## Dataset rows

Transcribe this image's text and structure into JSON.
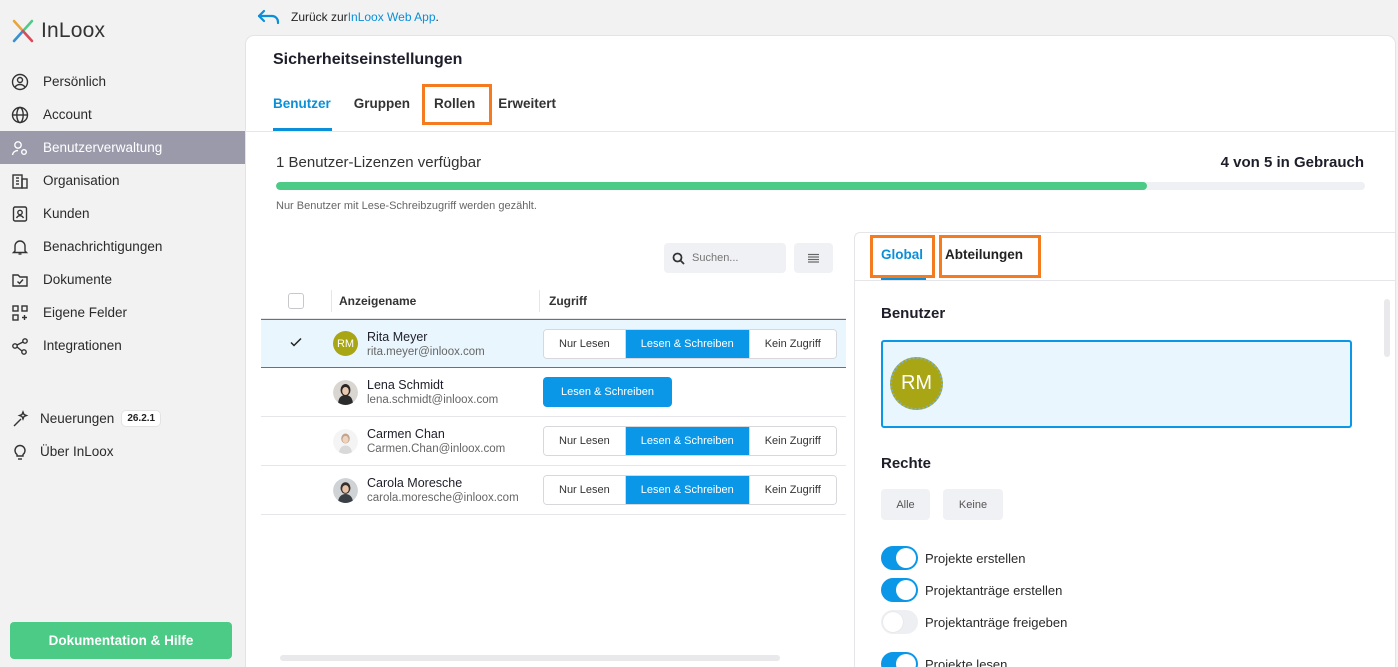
{
  "app": {
    "logo_text": "InLoox"
  },
  "back": {
    "prefix": "Zurück zur ",
    "link": "InLoox Web App",
    "suffix": "."
  },
  "sidebar": {
    "items": [
      {
        "label": "Persönlich",
        "icon": "user-circle-icon"
      },
      {
        "label": "Account",
        "icon": "globe-icon"
      },
      {
        "label": "Benutzerverwaltung",
        "icon": "users-gear-icon",
        "active": true
      },
      {
        "label": "Organisation",
        "icon": "building-icon"
      },
      {
        "label": "Kunden",
        "icon": "contact-card-icon"
      },
      {
        "label": "Benachrichtigungen",
        "icon": "bell-icon"
      },
      {
        "label": "Dokumente",
        "icon": "folder-icon"
      },
      {
        "label": "Eigene Felder",
        "icon": "grid-plus-icon"
      },
      {
        "label": "Integrationen",
        "icon": "share-icon"
      }
    ],
    "news_label": "Neuerungen",
    "version": "26.2.1",
    "about_label": "Über InLoox",
    "doc_button": "Dokumentation & Hilfe"
  },
  "main": {
    "title": "Sicherheitseinstellungen",
    "tabs": [
      "Benutzer",
      "Gruppen",
      "Rollen",
      "Erweitert"
    ],
    "license_text": "1 Benutzer-Lizenzen verfügbar",
    "usage_text": "4 von 5 in Gebrauch",
    "usage_fraction": 0.8,
    "note": "Nur Benutzer mit Lese-Schreibzugriff werden gezählt.",
    "search_placeholder": "Suchen...",
    "table": {
      "headers": [
        "Anzeigename",
        "Zugriff"
      ],
      "access_options": [
        "Nur Lesen",
        "Lesen & Schreiben",
        "Kein Zugriff"
      ],
      "rows": [
        {
          "name": "Rita Meyer",
          "email": "rita.meyer@inloox.com",
          "initials": "RM",
          "access": "Lesen & Schreiben",
          "selected": true
        },
        {
          "name": "Lena Schmidt",
          "email": "lena.schmidt@inloox.com",
          "access": "Lesen & Schreiben"
        },
        {
          "name": "Carmen Chan",
          "email": "Carmen.Chan@inloox.com",
          "access": "Lesen & Schreiben"
        },
        {
          "name": "Carola Moresche",
          "email": "carola.moresche@inloox.com",
          "access": "Lesen & Schreiben"
        }
      ]
    }
  },
  "right_panel": {
    "tabs": [
      "Global",
      "Abteilungen"
    ],
    "users_heading": "Benutzer",
    "user_initials": "RM",
    "rights_heading": "Rechte",
    "all_label": "Alle",
    "none_label": "Keine",
    "permissions": [
      {
        "label": "Projekte erstellen",
        "on": true
      },
      {
        "label": "Projektanträge erstellen",
        "on": true
      },
      {
        "label": "Projektanträge freigeben",
        "on": false
      },
      {
        "label": "Projekte lesen",
        "on": true
      }
    ]
  },
  "colors": {
    "accent": "#0a8fd8",
    "highlight": "#f47b20",
    "success": "#4ccb86",
    "active_nav": "#9a9aab"
  }
}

## What you will do
Copy out every line in the entries above that holds "email".

## Exercise response
          "email": "rita.meyer@inloox.com",
          "email": "lena.schmidt@inloox.com",
          "email": "Carmen.Chan@inloox.com",
          "email": "carola.moresche@inloox.com",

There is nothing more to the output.